= WHAT IS BEING ASKED =
Collect all lines containing the word "TENDENCIA" from the data.

** BEGIN **

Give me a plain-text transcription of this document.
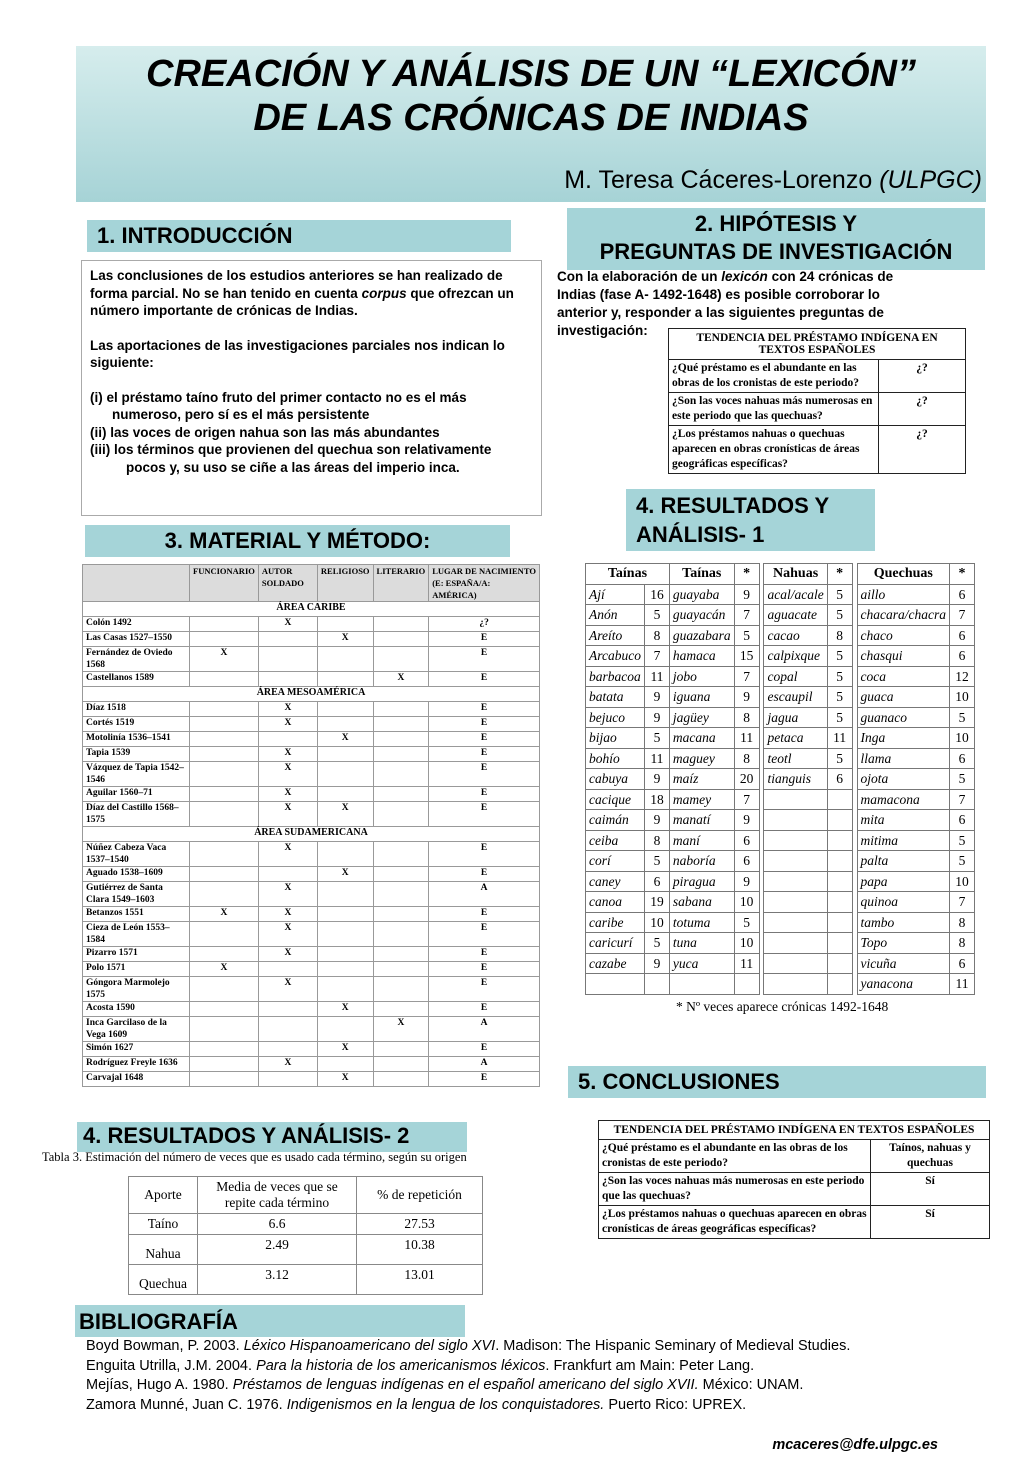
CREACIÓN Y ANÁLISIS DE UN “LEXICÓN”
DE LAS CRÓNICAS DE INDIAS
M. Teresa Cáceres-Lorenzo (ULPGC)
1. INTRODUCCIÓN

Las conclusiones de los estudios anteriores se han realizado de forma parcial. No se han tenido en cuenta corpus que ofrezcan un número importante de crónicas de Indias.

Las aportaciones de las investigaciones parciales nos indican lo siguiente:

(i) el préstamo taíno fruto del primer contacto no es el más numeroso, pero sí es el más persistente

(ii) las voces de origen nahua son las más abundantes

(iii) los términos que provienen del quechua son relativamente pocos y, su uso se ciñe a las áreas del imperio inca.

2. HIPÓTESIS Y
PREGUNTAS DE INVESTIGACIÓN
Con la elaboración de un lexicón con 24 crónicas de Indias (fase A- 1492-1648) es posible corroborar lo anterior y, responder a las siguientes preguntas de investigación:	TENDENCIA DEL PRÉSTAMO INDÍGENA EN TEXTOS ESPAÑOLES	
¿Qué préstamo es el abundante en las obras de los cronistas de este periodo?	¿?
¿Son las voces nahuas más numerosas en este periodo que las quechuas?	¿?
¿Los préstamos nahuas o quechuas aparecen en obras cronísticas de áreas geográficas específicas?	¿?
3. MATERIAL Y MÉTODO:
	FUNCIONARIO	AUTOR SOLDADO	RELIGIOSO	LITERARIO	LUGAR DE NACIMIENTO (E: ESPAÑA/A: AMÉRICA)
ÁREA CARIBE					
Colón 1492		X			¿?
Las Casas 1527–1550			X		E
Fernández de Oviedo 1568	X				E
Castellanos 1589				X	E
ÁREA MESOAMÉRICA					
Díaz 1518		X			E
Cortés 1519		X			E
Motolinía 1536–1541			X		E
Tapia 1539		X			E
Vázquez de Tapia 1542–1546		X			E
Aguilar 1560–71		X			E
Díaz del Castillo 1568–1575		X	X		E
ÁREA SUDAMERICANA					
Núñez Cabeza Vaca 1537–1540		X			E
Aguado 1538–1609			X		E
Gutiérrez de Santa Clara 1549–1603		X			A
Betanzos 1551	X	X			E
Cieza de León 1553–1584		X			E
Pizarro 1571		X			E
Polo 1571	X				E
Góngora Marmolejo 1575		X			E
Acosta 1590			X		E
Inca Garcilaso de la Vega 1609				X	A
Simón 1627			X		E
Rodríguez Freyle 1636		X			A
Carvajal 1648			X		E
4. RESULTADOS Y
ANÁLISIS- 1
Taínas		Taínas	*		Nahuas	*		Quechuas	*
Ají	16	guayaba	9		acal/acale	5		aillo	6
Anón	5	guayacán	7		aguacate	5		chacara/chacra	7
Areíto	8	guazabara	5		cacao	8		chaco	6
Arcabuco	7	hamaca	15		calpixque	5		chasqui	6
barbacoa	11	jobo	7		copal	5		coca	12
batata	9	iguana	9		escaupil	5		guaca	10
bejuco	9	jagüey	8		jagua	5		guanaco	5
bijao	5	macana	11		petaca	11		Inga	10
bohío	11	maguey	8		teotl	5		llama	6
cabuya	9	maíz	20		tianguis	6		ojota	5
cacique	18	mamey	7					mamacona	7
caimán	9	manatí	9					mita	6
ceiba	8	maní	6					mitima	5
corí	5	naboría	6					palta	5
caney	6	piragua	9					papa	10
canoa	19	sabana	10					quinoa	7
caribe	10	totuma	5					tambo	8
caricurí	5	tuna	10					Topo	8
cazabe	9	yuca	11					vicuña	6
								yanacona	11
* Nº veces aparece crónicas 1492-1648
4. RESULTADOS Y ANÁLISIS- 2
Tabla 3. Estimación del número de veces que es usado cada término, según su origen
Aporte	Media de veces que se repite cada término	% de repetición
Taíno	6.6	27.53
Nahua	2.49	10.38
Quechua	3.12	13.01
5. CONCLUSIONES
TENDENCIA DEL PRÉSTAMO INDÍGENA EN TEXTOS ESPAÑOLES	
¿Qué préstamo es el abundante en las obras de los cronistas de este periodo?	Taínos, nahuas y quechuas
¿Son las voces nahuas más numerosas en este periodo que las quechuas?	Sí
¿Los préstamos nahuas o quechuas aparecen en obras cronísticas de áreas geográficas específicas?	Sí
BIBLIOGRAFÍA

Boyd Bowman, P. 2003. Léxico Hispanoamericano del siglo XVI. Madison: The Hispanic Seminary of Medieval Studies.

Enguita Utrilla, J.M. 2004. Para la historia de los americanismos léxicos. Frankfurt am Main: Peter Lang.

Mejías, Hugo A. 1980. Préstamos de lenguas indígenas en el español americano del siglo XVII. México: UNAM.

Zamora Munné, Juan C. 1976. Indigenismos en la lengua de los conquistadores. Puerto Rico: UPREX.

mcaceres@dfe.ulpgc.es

** END **
** BEGIN **

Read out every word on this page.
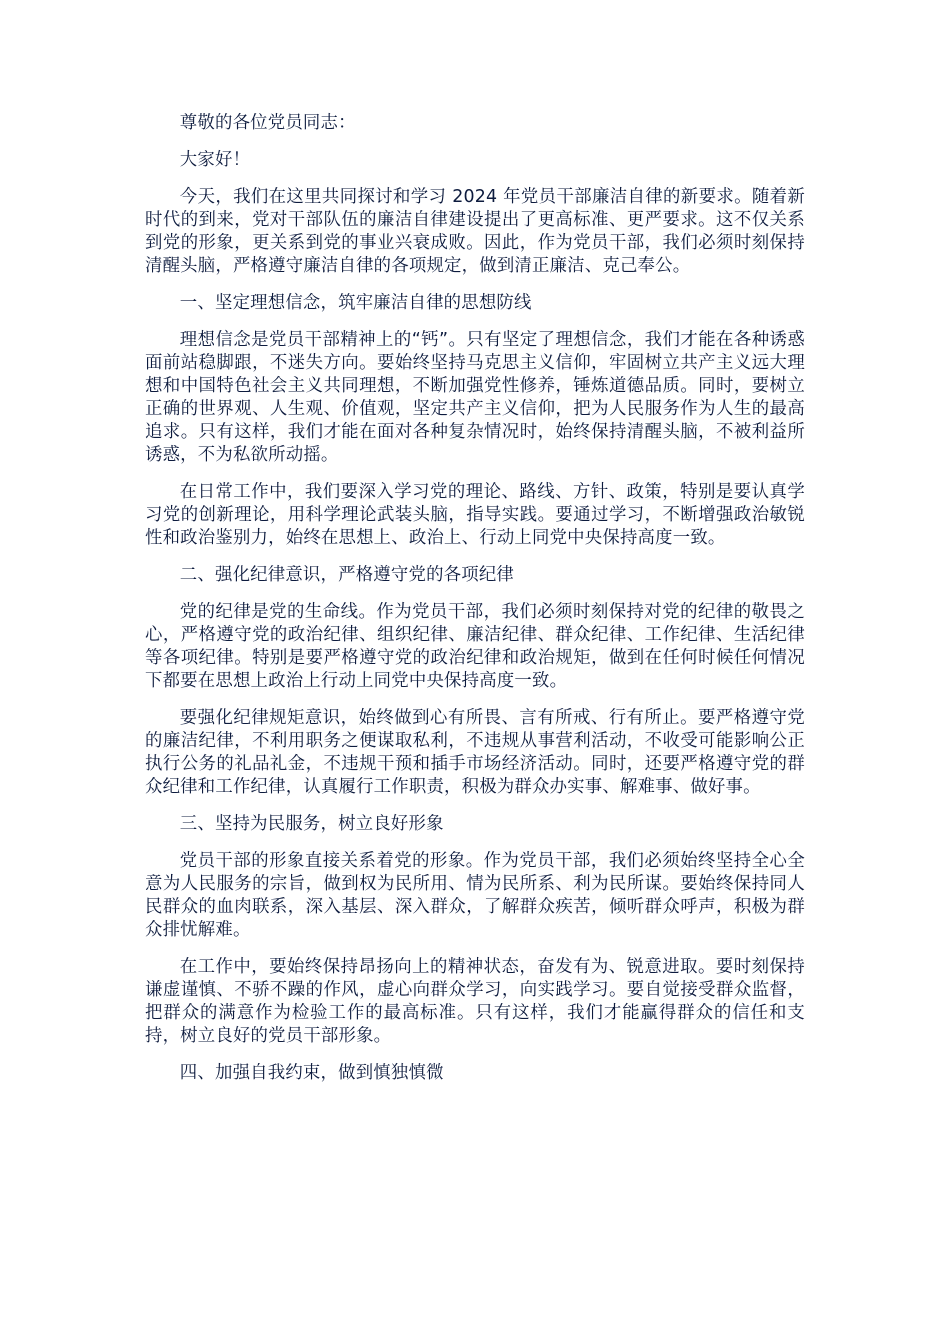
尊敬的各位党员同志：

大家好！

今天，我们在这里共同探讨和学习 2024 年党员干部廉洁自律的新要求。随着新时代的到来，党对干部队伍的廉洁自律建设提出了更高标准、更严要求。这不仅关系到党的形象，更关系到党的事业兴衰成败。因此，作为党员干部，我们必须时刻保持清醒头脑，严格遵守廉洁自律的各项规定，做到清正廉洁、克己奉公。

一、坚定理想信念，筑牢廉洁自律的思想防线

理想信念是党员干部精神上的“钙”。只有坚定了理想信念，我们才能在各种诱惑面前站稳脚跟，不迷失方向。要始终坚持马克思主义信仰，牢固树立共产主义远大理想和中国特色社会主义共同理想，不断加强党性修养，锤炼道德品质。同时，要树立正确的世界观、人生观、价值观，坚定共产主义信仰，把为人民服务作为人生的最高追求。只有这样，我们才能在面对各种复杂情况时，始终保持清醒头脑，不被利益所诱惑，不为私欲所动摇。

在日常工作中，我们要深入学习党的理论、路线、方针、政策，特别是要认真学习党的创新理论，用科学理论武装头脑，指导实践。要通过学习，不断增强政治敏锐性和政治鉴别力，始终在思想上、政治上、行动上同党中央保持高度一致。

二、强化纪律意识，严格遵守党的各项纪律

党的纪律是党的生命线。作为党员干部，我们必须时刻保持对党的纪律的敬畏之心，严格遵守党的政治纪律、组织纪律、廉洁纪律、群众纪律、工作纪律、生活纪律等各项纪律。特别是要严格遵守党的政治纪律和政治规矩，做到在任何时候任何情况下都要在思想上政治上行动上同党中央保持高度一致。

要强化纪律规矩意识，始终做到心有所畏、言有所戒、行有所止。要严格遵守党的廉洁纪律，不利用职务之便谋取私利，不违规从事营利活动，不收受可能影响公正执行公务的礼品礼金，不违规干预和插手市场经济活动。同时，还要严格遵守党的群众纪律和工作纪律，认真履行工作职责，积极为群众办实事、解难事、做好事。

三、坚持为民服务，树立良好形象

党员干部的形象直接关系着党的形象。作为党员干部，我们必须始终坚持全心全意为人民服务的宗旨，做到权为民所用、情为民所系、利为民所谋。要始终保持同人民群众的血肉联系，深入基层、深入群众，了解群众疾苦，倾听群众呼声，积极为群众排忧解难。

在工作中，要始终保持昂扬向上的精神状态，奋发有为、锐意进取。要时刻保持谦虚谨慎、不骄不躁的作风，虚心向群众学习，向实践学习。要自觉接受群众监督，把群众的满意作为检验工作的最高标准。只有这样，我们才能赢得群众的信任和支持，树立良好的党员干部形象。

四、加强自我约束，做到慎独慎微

** END **

= ANSWER TO THIS PROBLEM =
Con la elaboración de un lexicón con 24 crónicas de Indias (fase A- 1492-1648) es posible corroborar lo anterior y, responder a las siguientes preguntas de investigación:	TENDENCIA DEL PRÉSTAMO INDÍGENA EN TEXTOS ESPAÑOLES	
TENDENCIA DEL PRÉSTAMO INDÍGENA EN TEXTOS ESPAÑOLES	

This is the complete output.